◆ SET EXERCISE: Reproduce the material in full, unchanged.

*** DATA ENTRIES ***

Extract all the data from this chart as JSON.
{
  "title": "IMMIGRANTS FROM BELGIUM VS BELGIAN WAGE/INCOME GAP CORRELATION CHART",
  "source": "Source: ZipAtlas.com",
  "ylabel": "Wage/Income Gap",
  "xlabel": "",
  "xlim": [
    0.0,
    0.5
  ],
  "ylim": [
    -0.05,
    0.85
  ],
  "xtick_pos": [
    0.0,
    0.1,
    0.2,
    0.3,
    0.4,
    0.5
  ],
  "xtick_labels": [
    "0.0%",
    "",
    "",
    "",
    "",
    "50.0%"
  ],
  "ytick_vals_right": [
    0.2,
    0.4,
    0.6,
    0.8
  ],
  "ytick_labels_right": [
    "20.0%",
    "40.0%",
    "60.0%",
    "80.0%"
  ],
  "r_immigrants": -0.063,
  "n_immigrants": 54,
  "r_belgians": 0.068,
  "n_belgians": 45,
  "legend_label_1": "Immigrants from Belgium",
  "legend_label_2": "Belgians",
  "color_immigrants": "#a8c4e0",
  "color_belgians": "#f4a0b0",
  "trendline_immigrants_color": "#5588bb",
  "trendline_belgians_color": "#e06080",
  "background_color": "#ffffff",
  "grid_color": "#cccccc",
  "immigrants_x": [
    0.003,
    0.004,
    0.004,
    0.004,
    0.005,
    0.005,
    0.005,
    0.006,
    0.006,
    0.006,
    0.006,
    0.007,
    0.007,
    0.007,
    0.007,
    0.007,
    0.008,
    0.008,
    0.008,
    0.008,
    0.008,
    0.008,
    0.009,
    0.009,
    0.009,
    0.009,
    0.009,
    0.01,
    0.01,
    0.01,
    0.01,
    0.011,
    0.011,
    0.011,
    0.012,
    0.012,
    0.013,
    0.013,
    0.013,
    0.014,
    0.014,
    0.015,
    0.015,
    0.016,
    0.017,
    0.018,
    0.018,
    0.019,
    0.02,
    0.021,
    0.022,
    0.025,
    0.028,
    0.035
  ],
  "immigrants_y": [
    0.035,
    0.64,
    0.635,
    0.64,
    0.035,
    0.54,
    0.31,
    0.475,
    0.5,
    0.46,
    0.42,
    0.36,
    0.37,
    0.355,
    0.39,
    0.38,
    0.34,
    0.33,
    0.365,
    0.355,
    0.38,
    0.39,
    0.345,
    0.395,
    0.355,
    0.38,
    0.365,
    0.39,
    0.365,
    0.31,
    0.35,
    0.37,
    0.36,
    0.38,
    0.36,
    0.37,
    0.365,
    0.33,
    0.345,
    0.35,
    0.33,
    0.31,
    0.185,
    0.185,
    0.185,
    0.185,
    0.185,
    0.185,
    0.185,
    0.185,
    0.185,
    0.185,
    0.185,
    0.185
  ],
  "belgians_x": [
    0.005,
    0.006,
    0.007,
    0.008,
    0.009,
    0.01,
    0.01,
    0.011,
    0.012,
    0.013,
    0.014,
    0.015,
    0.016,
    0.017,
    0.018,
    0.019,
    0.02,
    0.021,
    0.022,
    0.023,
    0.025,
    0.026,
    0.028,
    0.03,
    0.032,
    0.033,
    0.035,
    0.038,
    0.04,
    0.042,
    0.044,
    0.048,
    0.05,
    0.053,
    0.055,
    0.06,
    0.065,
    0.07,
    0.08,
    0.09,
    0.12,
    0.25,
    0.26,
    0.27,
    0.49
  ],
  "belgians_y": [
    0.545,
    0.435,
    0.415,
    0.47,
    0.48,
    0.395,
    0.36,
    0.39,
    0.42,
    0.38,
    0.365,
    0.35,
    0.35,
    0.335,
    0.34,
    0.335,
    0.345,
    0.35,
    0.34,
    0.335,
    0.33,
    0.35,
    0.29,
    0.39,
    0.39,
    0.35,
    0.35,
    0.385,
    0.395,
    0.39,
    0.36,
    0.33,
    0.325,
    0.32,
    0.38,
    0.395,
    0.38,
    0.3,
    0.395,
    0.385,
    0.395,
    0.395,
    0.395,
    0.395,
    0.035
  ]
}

***

◆ EXERCISE RESULT:
Extract all the data from this chart as JSON.
{
  "title": "IMMIGRANTS FROM BELGIUM VS BELGIAN WAGE/INCOME GAP CORRELATION CHART",
  "source": "Source: ZipAtlas.com",
  "ylabel": "Wage/Income Gap",
  "xlabel": "",
  "xlim": [
    0.0,
    0.5
  ],
  "ylim": [
    -0.05,
    0.85
  ],
  "xtick_pos": [
    0.0,
    0.1,
    0.2,
    0.3,
    0.4,
    0.5
  ],
  "xtick_labels": [
    "0.0%",
    "",
    "",
    "",
    "",
    "50.0%"
  ],
  "ytick_vals_right": [
    0.2,
    0.4,
    0.6,
    0.8
  ],
  "ytick_labels_right": [
    "20.0%",
    "40.0%",
    "60.0%",
    "80.0%"
  ],
  "r_immigrants": -0.063,
  "n_immigrants": 54,
  "r_belgians": 0.068,
  "n_belgians": 45,
  "legend_label_1": "Immigrants from Belgium",
  "legend_label_2": "Belgians",
  "color_immigrants": "#a8c4e0",
  "color_belgians": "#f4a0b0",
  "trendline_immigrants_color": "#5588bb",
  "trendline_belgians_color": "#e06080",
  "background_color": "#ffffff",
  "grid_color": "#cccccc",
  "immigrants_x": [
    0.003,
    0.004,
    0.004,
    0.004,
    0.005,
    0.005,
    0.005,
    0.006,
    0.006,
    0.006,
    0.006,
    0.007,
    0.007,
    0.007,
    0.007,
    0.007,
    0.008,
    0.008,
    0.008,
    0.008,
    0.008,
    0.008,
    0.009,
    0.009,
    0.009,
    0.009,
    0.009,
    0.01,
    0.01,
    0.01,
    0.01,
    0.011,
    0.011,
    0.011,
    0.012,
    0.012,
    0.013,
    0.013,
    0.013,
    0.014,
    0.014,
    0.015,
    0.015,
    0.016,
    0.017,
    0.018,
    0.018,
    0.019,
    0.02,
    0.021,
    0.022,
    0.025,
    0.028,
    0.035
  ],
  "immigrants_y": [
    0.035,
    0.64,
    0.635,
    0.64,
    0.035,
    0.54,
    0.31,
    0.475,
    0.5,
    0.46,
    0.42,
    0.36,
    0.37,
    0.355,
    0.39,
    0.38,
    0.34,
    0.33,
    0.365,
    0.355,
    0.38,
    0.39,
    0.345,
    0.395,
    0.355,
    0.38,
    0.365,
    0.39,
    0.365,
    0.31,
    0.35,
    0.37,
    0.36,
    0.38,
    0.36,
    0.37,
    0.365,
    0.33,
    0.345,
    0.35,
    0.33,
    0.31,
    0.185,
    0.185,
    0.185,
    0.185,
    0.185,
    0.185,
    0.185,
    0.185,
    0.185,
    0.185,
    0.185,
    0.185
  ],
  "belgians_x": [
    0.005,
    0.006,
    0.007,
    0.008,
    0.009,
    0.01,
    0.01,
    0.011,
    0.012,
    0.013,
    0.014,
    0.015,
    0.016,
    0.017,
    0.018,
    0.019,
    0.02,
    0.021,
    0.022,
    0.023,
    0.025,
    0.026,
    0.028,
    0.03,
    0.032,
    0.033,
    0.035,
    0.038,
    0.04,
    0.042,
    0.044,
    0.048,
    0.05,
    0.053,
    0.055,
    0.06,
    0.065,
    0.07,
    0.08,
    0.09,
    0.12,
    0.25,
    0.26,
    0.27,
    0.49
  ],
  "belgians_y": [
    0.545,
    0.435,
    0.415,
    0.47,
    0.48,
    0.395,
    0.36,
    0.39,
    0.42,
    0.38,
    0.365,
    0.35,
    0.35,
    0.335,
    0.34,
    0.335,
    0.345,
    0.35,
    0.34,
    0.335,
    0.33,
    0.35,
    0.29,
    0.39,
    0.39,
    0.35,
    0.35,
    0.385,
    0.395,
    0.39,
    0.36,
    0.33,
    0.325,
    0.32,
    0.38,
    0.395,
    0.38,
    0.3,
    0.395,
    0.385,
    0.395,
    0.395,
    0.395,
    0.395,
    0.035
  ]
}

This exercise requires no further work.